» What the exercise asks
Answer these questions from the text on how the help center is built.
1. How many times does each article exist?
2. Which large sub-topic is given as an example of one that may get its own topic block even though it technically belongs to "Teamwork"?
3. Besides tone and expectation, what does the purpose (article type) define?

» Text segment
****************
How the help center is built
How we classify articles
At its core the help center is one large collection of individual articles. Each article exists exactly once and is described by several criteria. All pages - topics, processes, purposes, search - are just automatic views on these criteria. No duplicate content, but many ways to the goal.
The criteria are ordered here by their importance for classification - from "what is it about?" through "who is it for?" to the technical and automatic ones.
Topic
What is it about, in terms of content?
The most important criterion - and the main entry point in the help center. Topic blocks are an independent structure, separate from the product modules: a large sub-topic like the calendar may get its own block even though it technically belongs to "Teamwork". Every article belongs to exactly one topic - its content home.
Possible values
- Basics
- Project management
- Time tracking
- Capacity
- Open items
- CRM
- Sales opportunities
- Ticketing
- Invoicing
- Product management
- Costs & travel expenses
- Personnel & HR
- Workplace
- Calendar
- Boards
- Wiki
- Forum
- File management
- Quality management
- Controlling
- Key figures
- Permissions
- API
- teamSync
- Installation
- Configuration
- Configuration search
- System configuration
Count & required: Exactly one value, required.
Purpose (article type)
What kind of information is this?
Determines tone and expectation: a quick how-to to follow, an explanatory concept to understand, the technical reference to look things up, or a guided introduction. It also defines where the article is stored.
****************
» Information provided
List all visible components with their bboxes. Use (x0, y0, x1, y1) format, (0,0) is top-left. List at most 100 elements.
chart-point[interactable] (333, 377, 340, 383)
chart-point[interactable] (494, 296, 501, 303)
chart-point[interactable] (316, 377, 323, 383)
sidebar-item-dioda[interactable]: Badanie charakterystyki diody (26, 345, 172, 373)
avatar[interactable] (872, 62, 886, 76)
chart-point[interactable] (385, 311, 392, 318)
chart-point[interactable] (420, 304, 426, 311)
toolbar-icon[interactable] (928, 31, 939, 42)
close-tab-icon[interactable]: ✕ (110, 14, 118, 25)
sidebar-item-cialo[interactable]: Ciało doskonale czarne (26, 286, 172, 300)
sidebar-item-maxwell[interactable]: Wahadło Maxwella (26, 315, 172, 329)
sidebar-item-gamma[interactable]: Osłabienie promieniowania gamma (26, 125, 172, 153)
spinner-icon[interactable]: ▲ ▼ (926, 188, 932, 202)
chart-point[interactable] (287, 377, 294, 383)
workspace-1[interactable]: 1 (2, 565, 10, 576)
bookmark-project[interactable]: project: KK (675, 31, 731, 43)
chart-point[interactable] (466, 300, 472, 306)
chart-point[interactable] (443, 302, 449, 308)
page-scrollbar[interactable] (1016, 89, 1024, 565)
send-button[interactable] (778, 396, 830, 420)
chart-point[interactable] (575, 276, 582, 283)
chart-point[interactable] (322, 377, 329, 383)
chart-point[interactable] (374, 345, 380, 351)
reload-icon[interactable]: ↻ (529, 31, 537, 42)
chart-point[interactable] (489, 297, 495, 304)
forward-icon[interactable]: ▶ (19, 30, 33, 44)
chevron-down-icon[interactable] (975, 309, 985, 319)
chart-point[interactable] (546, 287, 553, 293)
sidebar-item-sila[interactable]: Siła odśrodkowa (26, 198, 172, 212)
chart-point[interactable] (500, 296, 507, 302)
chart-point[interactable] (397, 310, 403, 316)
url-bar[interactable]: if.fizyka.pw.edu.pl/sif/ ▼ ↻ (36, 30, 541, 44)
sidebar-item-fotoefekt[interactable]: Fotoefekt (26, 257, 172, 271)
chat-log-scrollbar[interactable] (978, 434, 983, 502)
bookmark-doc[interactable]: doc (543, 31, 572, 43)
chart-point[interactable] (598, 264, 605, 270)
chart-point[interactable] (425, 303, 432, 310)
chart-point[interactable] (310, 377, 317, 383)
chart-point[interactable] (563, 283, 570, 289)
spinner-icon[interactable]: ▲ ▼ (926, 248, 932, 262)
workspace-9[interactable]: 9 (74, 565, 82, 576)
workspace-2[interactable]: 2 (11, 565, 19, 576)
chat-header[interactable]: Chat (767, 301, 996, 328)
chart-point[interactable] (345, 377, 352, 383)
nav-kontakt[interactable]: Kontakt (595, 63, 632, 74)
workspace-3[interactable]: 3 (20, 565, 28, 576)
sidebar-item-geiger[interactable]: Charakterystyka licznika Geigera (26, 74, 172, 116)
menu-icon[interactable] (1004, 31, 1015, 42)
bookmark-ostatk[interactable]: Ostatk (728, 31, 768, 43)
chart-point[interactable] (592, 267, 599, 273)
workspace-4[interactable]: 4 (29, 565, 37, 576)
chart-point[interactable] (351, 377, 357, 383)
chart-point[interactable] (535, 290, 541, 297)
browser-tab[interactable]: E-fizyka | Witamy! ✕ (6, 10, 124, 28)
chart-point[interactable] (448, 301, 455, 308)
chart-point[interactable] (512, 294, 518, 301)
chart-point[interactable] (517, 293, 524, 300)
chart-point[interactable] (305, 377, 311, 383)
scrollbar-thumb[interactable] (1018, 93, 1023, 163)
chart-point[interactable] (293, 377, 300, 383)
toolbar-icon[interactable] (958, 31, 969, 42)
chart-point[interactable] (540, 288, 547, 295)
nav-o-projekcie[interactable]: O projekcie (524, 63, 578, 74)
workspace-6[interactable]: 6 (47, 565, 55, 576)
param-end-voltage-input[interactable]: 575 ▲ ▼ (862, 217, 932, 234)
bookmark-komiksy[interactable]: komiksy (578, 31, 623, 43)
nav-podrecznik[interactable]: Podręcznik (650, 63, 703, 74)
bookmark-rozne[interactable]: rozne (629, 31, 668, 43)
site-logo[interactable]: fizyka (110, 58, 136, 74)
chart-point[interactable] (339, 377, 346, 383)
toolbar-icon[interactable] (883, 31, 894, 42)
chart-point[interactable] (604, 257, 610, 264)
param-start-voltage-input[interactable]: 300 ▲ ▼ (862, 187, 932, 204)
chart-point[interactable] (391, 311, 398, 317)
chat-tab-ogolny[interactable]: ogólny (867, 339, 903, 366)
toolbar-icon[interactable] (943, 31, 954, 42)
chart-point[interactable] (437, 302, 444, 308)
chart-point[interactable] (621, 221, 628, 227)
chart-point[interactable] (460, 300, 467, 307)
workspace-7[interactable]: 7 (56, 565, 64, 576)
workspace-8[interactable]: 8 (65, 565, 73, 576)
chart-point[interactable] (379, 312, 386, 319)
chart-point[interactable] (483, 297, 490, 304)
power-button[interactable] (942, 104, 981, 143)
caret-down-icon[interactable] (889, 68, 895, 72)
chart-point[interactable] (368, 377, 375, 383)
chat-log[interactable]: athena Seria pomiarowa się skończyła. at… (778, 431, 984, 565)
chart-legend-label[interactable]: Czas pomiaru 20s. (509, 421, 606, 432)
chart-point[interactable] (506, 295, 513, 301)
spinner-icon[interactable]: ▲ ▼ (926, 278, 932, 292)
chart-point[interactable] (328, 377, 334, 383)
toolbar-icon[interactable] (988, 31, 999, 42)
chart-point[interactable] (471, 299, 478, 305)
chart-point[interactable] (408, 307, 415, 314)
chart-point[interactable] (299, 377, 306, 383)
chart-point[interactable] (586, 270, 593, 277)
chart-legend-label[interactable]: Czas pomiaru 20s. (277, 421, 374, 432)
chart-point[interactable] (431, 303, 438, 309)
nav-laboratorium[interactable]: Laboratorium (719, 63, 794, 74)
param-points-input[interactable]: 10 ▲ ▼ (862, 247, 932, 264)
****************
» Solution below
1. Exactly once.
2. The calendar.
3. Where the article is stored.